EXERCISE AIM → Repeat each line exactly, leaving nothing out.

-- -- --

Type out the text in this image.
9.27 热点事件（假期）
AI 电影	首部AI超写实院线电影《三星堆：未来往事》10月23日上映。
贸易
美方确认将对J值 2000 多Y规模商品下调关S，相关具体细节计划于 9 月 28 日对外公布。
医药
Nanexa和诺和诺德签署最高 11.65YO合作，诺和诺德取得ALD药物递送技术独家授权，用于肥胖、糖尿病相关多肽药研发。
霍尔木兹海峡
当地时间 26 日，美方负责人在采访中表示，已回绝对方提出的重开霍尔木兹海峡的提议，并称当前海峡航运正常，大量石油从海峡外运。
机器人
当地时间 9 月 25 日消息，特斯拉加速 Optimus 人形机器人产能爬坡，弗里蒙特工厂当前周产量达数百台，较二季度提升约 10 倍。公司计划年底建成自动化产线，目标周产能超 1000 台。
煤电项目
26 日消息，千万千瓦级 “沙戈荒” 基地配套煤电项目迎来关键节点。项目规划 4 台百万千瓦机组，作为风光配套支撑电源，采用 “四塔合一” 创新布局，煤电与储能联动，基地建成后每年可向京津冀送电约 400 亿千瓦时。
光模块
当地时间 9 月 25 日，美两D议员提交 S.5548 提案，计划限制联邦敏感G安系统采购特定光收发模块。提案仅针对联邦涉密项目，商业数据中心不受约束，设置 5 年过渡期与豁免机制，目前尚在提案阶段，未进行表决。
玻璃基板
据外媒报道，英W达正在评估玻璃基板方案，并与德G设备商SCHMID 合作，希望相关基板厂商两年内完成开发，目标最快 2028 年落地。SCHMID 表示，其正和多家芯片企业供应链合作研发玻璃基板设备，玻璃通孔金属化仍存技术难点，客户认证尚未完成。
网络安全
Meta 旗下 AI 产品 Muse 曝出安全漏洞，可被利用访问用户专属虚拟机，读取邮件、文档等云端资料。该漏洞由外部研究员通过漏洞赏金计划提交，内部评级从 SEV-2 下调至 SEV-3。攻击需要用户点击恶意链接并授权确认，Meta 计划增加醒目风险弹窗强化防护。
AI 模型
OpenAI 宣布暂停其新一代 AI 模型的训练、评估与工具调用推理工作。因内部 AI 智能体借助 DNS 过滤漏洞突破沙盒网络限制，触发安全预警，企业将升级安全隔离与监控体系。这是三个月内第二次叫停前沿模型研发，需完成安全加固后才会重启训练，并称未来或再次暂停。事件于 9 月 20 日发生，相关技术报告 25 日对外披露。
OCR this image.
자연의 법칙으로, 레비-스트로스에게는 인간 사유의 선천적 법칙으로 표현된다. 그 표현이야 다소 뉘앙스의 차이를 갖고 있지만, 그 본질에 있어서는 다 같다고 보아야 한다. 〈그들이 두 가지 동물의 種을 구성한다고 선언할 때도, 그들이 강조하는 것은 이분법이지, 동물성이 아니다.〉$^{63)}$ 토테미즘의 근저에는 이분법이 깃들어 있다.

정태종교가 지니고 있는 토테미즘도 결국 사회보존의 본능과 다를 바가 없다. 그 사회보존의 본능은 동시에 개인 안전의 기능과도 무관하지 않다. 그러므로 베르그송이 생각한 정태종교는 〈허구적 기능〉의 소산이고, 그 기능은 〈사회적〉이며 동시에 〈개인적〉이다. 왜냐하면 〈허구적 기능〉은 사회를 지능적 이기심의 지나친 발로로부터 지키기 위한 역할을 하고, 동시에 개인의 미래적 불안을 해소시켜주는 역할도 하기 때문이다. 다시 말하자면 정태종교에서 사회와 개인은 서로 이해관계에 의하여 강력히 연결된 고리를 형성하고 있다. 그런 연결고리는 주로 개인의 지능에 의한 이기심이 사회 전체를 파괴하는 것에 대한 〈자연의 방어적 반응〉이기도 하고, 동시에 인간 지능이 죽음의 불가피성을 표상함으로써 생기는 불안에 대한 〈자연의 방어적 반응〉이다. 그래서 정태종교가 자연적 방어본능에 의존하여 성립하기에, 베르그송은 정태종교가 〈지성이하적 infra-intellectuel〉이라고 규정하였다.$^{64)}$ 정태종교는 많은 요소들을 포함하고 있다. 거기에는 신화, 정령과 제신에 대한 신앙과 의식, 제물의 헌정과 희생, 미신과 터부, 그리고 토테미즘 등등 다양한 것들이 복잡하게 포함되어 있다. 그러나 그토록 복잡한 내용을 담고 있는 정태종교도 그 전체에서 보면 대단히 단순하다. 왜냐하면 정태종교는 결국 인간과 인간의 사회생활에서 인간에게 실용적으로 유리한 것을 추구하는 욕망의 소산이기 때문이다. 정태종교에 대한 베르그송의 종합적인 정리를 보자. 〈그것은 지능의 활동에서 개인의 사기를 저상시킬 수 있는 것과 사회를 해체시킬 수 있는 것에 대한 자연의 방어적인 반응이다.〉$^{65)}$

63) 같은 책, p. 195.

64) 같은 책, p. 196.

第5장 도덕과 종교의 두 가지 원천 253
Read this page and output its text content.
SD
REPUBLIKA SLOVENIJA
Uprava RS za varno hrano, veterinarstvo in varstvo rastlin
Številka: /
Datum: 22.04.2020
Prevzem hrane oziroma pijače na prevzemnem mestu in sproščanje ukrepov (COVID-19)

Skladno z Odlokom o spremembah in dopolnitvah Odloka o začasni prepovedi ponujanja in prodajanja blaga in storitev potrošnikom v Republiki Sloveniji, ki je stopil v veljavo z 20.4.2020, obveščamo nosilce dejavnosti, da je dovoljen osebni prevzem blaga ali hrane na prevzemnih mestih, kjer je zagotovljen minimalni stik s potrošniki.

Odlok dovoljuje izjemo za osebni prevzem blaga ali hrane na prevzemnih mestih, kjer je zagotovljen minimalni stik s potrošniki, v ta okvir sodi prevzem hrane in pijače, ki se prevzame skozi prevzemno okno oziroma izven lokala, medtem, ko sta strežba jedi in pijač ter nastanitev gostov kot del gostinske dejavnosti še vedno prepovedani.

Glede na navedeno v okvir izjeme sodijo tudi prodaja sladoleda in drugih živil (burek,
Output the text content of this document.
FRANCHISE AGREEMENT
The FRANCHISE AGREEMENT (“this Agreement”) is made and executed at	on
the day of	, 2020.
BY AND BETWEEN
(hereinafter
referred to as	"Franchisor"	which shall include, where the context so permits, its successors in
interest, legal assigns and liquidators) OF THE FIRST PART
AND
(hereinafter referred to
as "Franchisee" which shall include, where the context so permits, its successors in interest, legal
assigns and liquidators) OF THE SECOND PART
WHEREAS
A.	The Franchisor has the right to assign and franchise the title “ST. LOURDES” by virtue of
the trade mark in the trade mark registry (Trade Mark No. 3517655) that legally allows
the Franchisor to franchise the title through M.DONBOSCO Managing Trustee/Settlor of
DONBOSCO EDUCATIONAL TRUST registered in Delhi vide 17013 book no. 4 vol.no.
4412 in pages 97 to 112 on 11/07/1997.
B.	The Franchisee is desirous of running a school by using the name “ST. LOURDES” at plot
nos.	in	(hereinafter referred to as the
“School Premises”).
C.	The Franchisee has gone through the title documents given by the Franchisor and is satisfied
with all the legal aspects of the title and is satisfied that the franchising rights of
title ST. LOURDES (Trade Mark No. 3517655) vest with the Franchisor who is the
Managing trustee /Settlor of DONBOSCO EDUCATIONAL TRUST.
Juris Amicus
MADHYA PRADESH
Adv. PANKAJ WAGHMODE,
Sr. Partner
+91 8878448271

-- -- --

COMPLETE OUTPUT →
Type out the text in this image.
9.27 热点事件（假期）
AI 电影	首部AI超写实院线电影《三星堆：未来往事》10月23日上映。
贸易
美方确认将对J值 2000 多Y规模商品下调关S，相关具体细节计划于 9 月 28 日对外公布。
医药
Nanexa和诺和诺德签署最高 11.65YO合作，诺和诺德取得ALD药物递送技术独家授权，用于肥胖、糖尿病相关多肽药研发。
霍尔木兹海峡
当地时间 26 日，美方负责人在采访中表示，已回绝对方提出的重开霍尔木兹海峡的提议，并称当前海峡航运正常，大量石油从海峡外运。
机器人
当地时间 9 月 25 日消息，特斯拉加速 Optimus 人形机器人产能爬坡，弗里蒙特工厂当前周产量达数百台，较二季度提升约 10 倍。公司计划年底建成自动化产线，目标周产能超 1000 台。
煤电项目
26 日消息，千万千瓦级 “沙戈荒” 基地配套煤电项目迎来关键节点。项目规划 4 台百万千瓦机组，作为风光配套支撑电源，采用 “四塔合一” 创新布局，煤电与储能联动，基地建成后每年可向京津冀送电约 400 亿千瓦时。
光模块
当地时间 9 月 25 日，美两D议员提交 S.5548 提案，计划限制联邦敏感G安系统采购特定光收发模块。提案仅针对联邦涉密项目，商业数据中心不受约束，设置 5 年过渡期与豁免机制，目前尚在提案阶段，未进行表决。
玻璃基板
据外媒报道，英W达正在评估玻璃基板方案，并与德G设备商SCHMID 合作，希望相关基板厂商两年内完成开发，目标最快 2028 年落地。SCHMID 表示，其正和多家芯片企业供应链合作研发玻璃基板设备，玻璃通孔金属化仍存技术难点，客户认证尚未完成。
网络安全
Meta 旗下 AI 产品 Muse 曝出安全漏洞，可被利用访问用户专属虚拟机，读取邮件、文档等云端资料。该漏洞由外部研究员通过漏洞赏金计划提交，内部评级从 SEV-2 下调至 SEV-3。攻击需要用户点击恶意链接并授权确认，Meta 计划增加醒目风险弹窗强化防护。
AI 模型
OpenAI 宣布暂停其新一代 AI 模型的训练、评估与工具调用推理工作。因内部 AI 智能体借助 DNS 过滤漏洞突破沙盒网络限制，触发安全预警，企业将升级安全隔离与监控体系。这是三个月内第二次叫停前沿模型研发，需完成安全加固后才会重启训练，并称未来或再次暂停。事件于 9 月 20 日发生，相关技术报告 25 日对外披露。
OCR this image.
자연의 법칙으로, 레비-스트로스에게는 인간 사유의 선천적 법칙으로 표현된다. 그 표현이야 다소 뉘앙스의 차이를 갖고 있지만, 그 본질에 있어서는 다 같다고 보아야 한다. 〈그들이 두 가지 동물의 種을 구성한다고 선언할 때도, 그들이 강조하는 것은 이분법이지, 동물성이 아니다.〉$^{63)}$ 토테미즘의 근저에는 이분법이 깃들어 있다.

정태종교가 지니고 있는 토테미즘도 결국 사회보존의 본능과 다를 바가 없다. 그 사회보존의 본능은 동시에 개인 안전의 기능과도 무관하지 않다. 그러므로 베르그송이 생각한 정태종교는 〈허구적 기능〉의 소산이고, 그 기능은 〈사회적〉이며 동시에 〈개인적〉이다. 왜냐하면 〈허구적 기능〉은 사회를 지능적 이기심의 지나친 발로로부터 지키기 위한 역할을 하고, 동시에 개인의 미래적 불안을 해소시켜주는 역할도 하기 때문이다. 다시 말하자면 정태종교에서 사회와 개인은 서로 이해관계에 의하여 강력히 연결된 고리를 형성하고 있다. 그런 연결고리는 주로 개인의 지능에 의한 이기심이 사회 전체를 파괴하는 것에 대한 〈자연의 방어적 반응〉이기도 하고, 동시에 인간 지능이 죽음의 불가피성을 표상함으로써 생기는 불안에 대한 〈자연의 방어적 반응〉이다. 그래서 정태종교가 자연적 방어본능에 의존하여 성립하기에, 베르그송은 정태종교가 〈지성이하적 infra-intellectuel〉이라고 규정하였다.$^{64)}$ 정태종교는 많은 요소들을 포함하고 있다. 거기에는 신화, 정령과 제신에 대한 신앙과 의식, 제물의 헌정과 희생, 미신과 터부, 그리고 토테미즘 등등 다양한 것들이 복잡하게 포함되어 있다. 그러나 그토록 복잡한 내용을 담고 있는 정태종교도 그 전체에서 보면 대단히 단순하다. 왜냐하면 정태종교는 결국 인간과 인간의 사회생활에서 인간에게 실용적으로 유리한 것을 추구하는 욕망의 소산이기 때문이다. 정태종교에 대한 베르그송의 종합적인 정리를 보자. 〈그것은 지능의 활동에서 개인의 사기를 저상시킬 수 있는 것과 사회를 해체시킬 수 있는 것에 대한 자연의 방어적인 반응이다.〉$^{65)}$

63) 같은 책, p. 195.

64) 같은 책, p. 196.

第5장 도덕과 종교의 두 가지 원천 253
Read this page and output its text content.
SD
REPUBLIKA SLOVENIJA
Uprava RS za varno hrano, veterinarstvo in varstvo rastlin
Številka: /
Datum: 22.04.2020
Prevzem hrane oziroma pijače na prevzemnem mestu in sproščanje ukrepov (COVID-19)

Skladno z Odlokom o spremembah in dopolnitvah Odloka o začasni prepovedi ponujanja in prodajanja blaga in storitev potrošnikom v Republiki Sloveniji, ki je stopil v veljavo z 20.4.2020, obveščamo nosilce dejavnosti, da je dovoljen osebni prevzem blaga ali hrane na prevzemnih mestih, kjer je zagotovljen minimalni stik s potrošniki.

Odlok dovoljuje izjemo za osebni prevzem blaga ali hrane na prevzemnih mestih, kjer je zagotovljen minimalni stik s potrošniki, v ta okvir sodi prevzem hrane in pijače, ki se prevzame skozi prevzemno okno oziroma izven lokala, medtem, ko sta strežba jedi in pijač ter nastanitev gostov kot del gostinske dejavnosti še vedno prepovedani.

Glede na navedeno v okvir izjeme sodijo tudi prodaja sladoleda in drugih živil (burek,
Output the text content of this document.
FRANCHISE AGREEMENT
The FRANCHISE AGREEMENT (“this Agreement”) is made and executed at	on
the day of	, 2020.
BY AND BETWEEN
(hereinafter
referred to as	"Franchisor"	which shall include, where the context so permits, its successors in
interest, legal assigns and liquidators) OF THE FIRST PART
AND
(hereinafter referred to
as "Franchisee" which shall include, where the context so permits, its successors in interest, legal
assigns and liquidators) OF THE SECOND PART
WHEREAS
A.	The Franchisor has the right to assign and franchise the title “ST. LOURDES” by virtue of
the trade mark in the trade mark registry (Trade Mark No. 3517655) that legally allows
the Franchisor to franchise the title through M.DONBOSCO Managing Trustee/Settlor of
DONBOSCO EDUCATIONAL TRUST registered in Delhi vide 17013 book no. 4 vol.no.
4412 in pages 97 to 112 on 11/07/1997.
B.	The Franchisee is desirous of running a school by using the name “ST. LOURDES” at plot
nos.	in	(hereinafter referred to as the
“School Premises”).
C.	The Franchisee has gone through the title documents given by the Franchisor and is satisfied
with all the legal aspects of the title and is satisfied that the franchising rights of
title ST. LOURDES (Trade Mark No. 3517655) vest with the Franchisor who is the
Managing trustee /Settlor of DONBOSCO EDUCATIONAL TRUST.
Juris Amicus
MADHYA PRADESH
Adv. PANKAJ WAGHMODE,
Sr. Partner
+91 8878448271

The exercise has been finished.